Data to use
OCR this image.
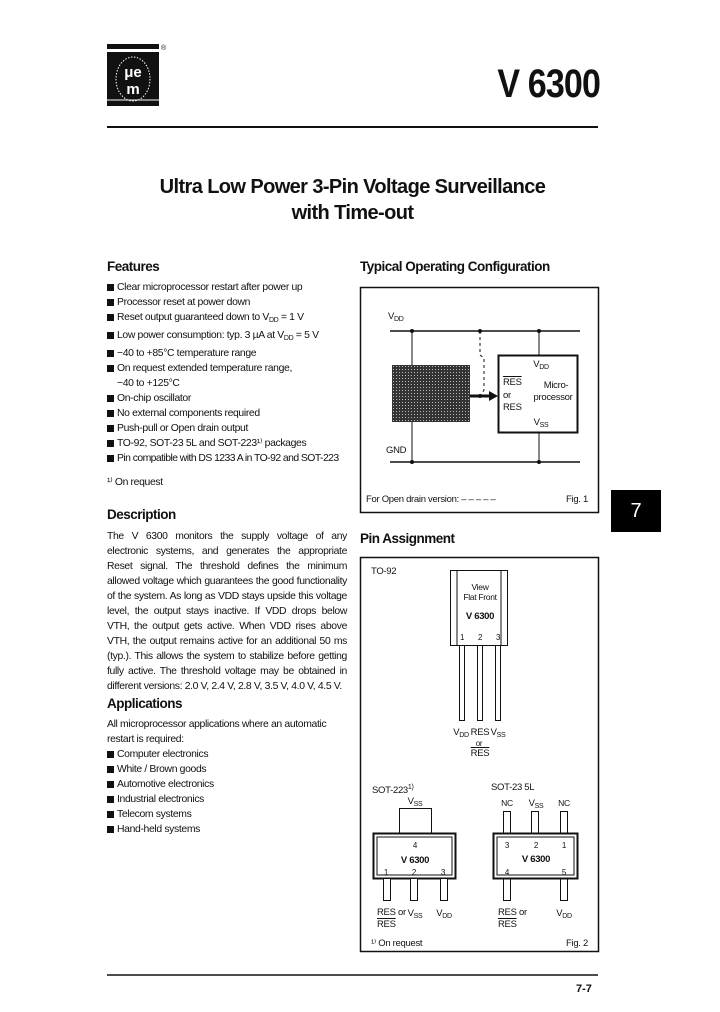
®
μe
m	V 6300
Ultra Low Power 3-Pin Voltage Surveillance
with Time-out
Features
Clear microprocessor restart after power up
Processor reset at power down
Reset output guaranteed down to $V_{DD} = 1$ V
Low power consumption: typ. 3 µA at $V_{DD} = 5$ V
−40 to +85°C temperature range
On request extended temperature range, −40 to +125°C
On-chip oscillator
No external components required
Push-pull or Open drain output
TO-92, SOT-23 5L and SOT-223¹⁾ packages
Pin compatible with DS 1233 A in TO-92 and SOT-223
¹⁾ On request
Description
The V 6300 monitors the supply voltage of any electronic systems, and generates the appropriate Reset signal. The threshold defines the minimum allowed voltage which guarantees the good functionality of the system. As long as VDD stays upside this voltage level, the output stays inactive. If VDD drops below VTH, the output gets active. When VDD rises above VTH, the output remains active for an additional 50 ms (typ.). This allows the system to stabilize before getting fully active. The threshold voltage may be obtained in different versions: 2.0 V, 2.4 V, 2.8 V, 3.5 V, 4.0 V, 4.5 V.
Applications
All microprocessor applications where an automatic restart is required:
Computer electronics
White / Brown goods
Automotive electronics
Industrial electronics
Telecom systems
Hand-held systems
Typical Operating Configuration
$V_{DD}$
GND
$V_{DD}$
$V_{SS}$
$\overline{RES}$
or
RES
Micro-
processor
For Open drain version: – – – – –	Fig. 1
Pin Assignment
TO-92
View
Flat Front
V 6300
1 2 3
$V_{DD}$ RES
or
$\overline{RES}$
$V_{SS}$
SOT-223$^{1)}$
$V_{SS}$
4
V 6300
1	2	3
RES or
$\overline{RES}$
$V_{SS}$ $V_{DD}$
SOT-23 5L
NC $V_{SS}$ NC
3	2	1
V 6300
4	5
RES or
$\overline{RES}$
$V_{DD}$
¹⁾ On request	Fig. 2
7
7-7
---
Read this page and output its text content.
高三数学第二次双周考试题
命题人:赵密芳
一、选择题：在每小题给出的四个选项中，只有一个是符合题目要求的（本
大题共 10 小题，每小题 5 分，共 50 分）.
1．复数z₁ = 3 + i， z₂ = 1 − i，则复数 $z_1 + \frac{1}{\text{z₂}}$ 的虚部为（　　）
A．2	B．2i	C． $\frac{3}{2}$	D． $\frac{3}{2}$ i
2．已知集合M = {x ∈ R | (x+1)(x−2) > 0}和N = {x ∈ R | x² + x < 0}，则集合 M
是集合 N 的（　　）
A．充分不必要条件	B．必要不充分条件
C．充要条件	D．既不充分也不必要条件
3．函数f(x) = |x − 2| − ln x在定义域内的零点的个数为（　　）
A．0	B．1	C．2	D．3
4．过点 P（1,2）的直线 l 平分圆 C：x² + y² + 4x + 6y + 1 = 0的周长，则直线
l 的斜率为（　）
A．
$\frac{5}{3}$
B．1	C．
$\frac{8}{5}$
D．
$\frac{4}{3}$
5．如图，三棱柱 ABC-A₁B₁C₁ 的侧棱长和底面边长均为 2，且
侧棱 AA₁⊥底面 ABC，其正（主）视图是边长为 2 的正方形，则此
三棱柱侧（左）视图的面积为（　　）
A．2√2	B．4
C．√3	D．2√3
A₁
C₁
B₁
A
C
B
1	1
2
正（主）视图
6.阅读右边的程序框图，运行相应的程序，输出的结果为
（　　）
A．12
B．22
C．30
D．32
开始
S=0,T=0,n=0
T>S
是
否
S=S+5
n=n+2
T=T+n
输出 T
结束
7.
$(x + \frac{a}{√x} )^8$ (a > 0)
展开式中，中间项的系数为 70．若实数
---
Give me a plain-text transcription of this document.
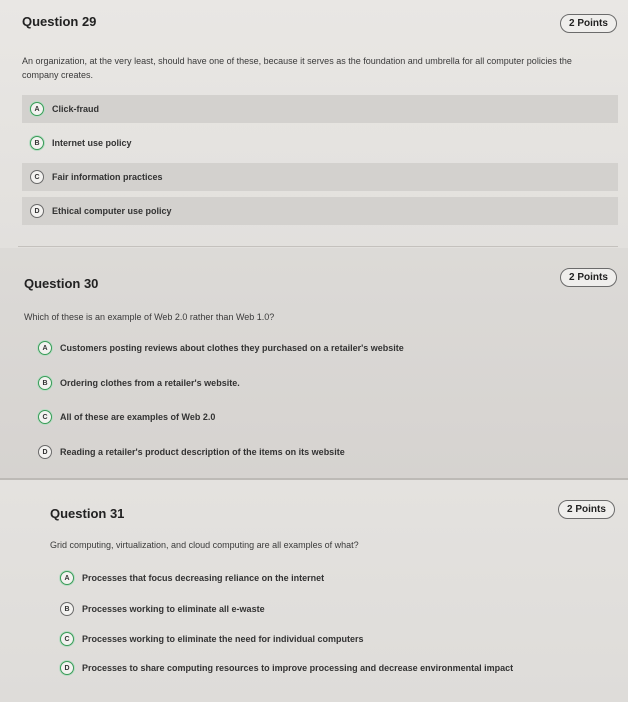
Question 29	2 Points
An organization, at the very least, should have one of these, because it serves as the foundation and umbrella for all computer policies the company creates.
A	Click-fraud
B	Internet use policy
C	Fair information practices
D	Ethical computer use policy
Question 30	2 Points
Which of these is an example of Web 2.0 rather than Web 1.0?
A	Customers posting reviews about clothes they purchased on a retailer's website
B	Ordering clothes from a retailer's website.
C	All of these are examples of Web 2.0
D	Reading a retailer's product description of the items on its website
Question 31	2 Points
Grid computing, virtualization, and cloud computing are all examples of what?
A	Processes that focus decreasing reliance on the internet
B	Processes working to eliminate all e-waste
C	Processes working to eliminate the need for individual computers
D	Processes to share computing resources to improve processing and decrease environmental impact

Task statement
Gather all lines from the records above in which "output" appears.

Finished exercise
Reset output guaranteed down to $V_{DD} = 1$ V
Push-pull or Open drain output
The V 6300 monitors the supply voltage of any electronic systems, and generates the appropriate Reset signal. The threshold defines the minimum allowed voltage which guarantees the good functionality of the system. As long as VDD stays upside this voltage level, the output stays inactive. If VDD drops below VTH, the output gets active. When VDD rises above VTH, the output remains active for an additional 50 ms (typ.). This allows the system to stabilize before getting fully active. The threshold voltage may be obtained in different versions: 2.0 V, 2.4 V, 2.8 V, 3.5 V, 4.0 V, 4.5 V.
Read this page and output its text content.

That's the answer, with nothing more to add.